▶ SET TASK
Set down all of the data that follows word for word, without the images.

▶ ENTRIES SHOWN
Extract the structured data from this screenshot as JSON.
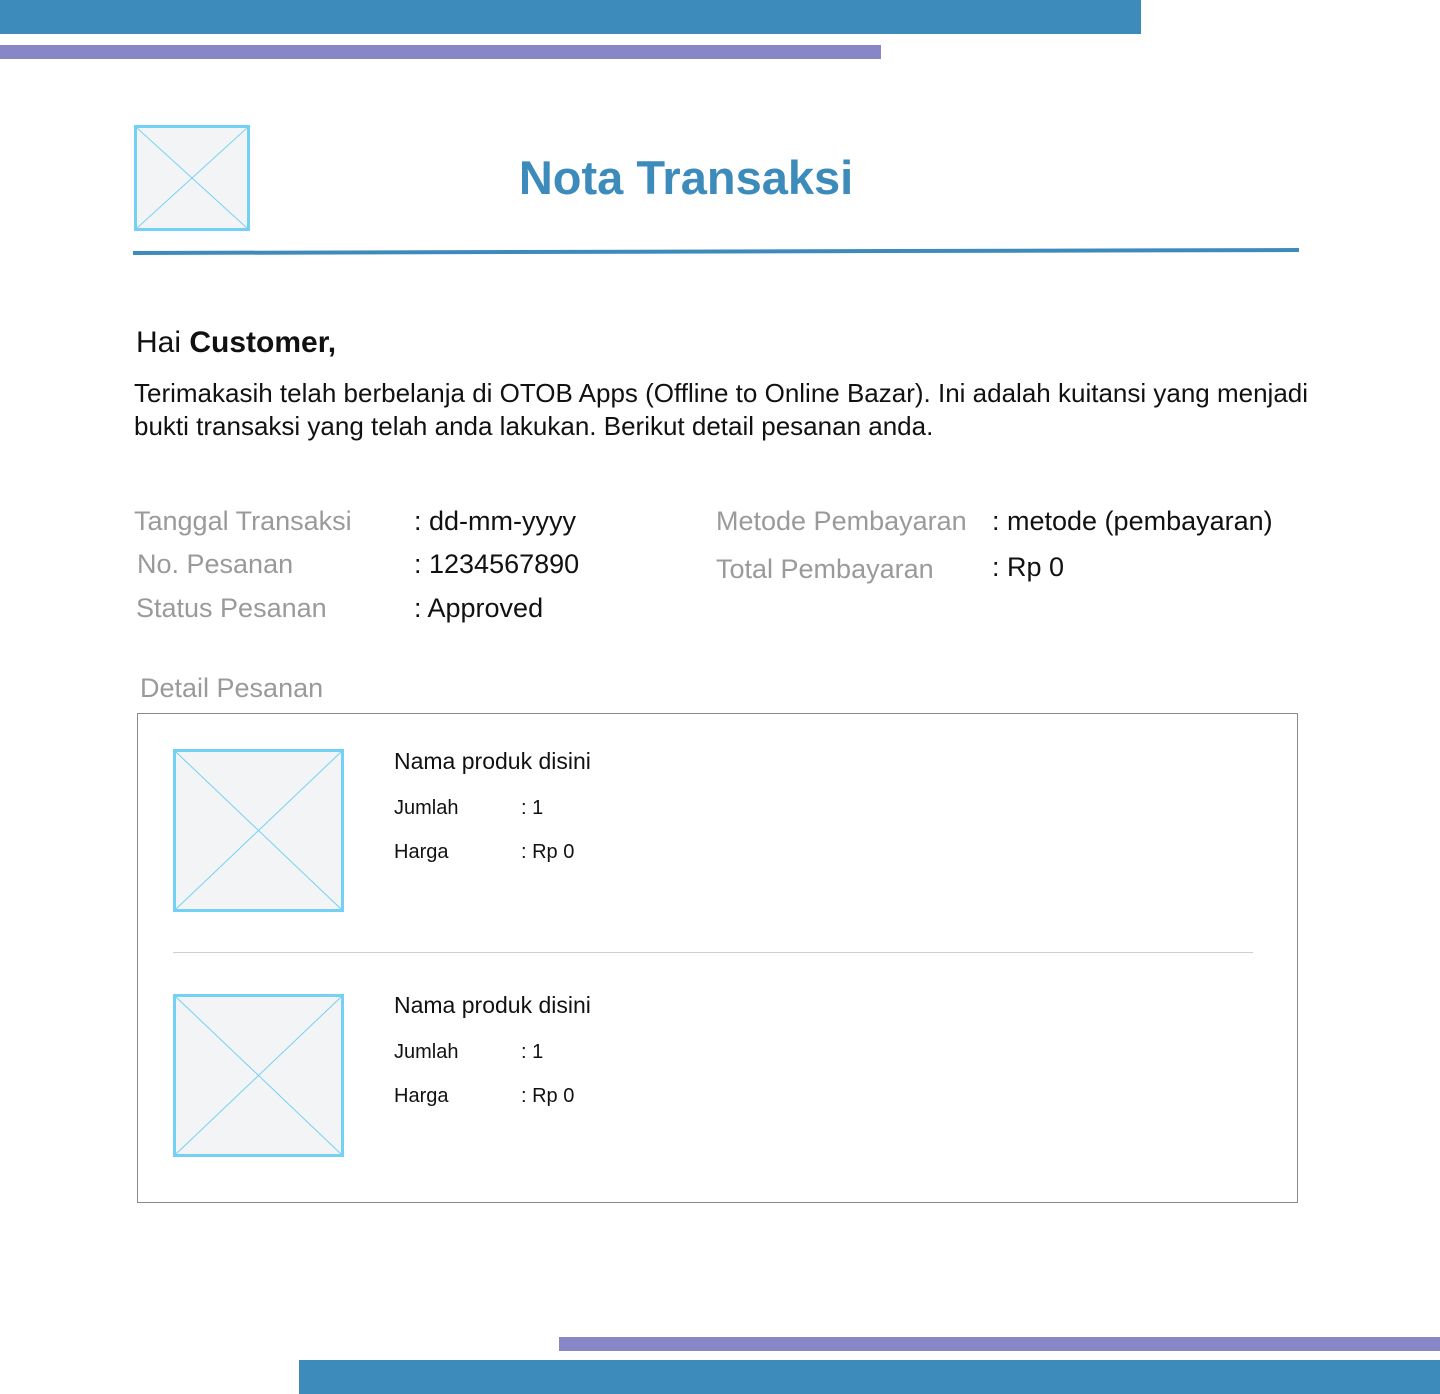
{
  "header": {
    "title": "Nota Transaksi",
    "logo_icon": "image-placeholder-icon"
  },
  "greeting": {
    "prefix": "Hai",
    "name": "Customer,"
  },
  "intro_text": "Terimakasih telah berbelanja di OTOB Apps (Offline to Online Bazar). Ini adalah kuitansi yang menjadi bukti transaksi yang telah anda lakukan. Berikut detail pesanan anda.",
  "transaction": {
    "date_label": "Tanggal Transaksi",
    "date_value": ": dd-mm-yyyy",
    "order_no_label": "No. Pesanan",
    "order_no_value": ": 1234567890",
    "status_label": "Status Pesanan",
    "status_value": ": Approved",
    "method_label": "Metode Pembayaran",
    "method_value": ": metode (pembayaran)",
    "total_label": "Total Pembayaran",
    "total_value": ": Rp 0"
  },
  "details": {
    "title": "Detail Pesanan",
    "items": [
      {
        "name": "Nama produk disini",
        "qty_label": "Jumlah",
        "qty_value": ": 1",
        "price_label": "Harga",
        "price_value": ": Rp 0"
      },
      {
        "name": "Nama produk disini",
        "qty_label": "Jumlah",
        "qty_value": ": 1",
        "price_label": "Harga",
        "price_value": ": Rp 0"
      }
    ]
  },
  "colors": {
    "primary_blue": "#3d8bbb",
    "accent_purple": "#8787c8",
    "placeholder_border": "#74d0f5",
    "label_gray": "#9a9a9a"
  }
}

▶ EXERCISE ANSWER
Extract the structured data from this screenshot as JSON.
{
  "header": {
    "title": "Nota Transaksi",
    "logo_icon": "image-placeholder-icon"
  },
  "greeting": {
    "prefix": "Hai",
    "name": "Customer,"
  },
  "intro_text": "Terimakasih telah berbelanja di OTOB Apps (Offline to Online Bazar). Ini adalah kuitansi yang menjadi bukti transaksi yang telah anda lakukan. Berikut detail pesanan anda.",
  "transaction": {
    "date_label": "Tanggal Transaksi",
    "date_value": ": dd-mm-yyyy",
    "order_no_label": "No. Pesanan",
    "order_no_value": ": 1234567890",
    "status_label": "Status Pesanan",
    "status_value": ": Approved",
    "method_label": "Metode Pembayaran",
    "method_value": ": metode (pembayaran)",
    "total_label": "Total Pembayaran",
    "total_value": ": Rp 0"
  },
  "details": {
    "title": "Detail Pesanan",
    "items": [
      {
        "name": "Nama produk disini",
        "qty_label": "Jumlah",
        "qty_value": ": 1",
        "price_label": "Harga",
        "price_value": ": Rp 0"
      },
      {
        "name": "Nama produk disini",
        "qty_label": "Jumlah",
        "qty_value": ": 1",
        "price_label": "Harga",
        "price_value": ": Rp 0"
      }
    ]
  },
  "colors": {
    "primary_blue": "#3d8bbb",
    "accent_purple": "#8787c8",
    "placeholder_border": "#74d0f5",
    "label_gray": "#9a9a9a"
  }
}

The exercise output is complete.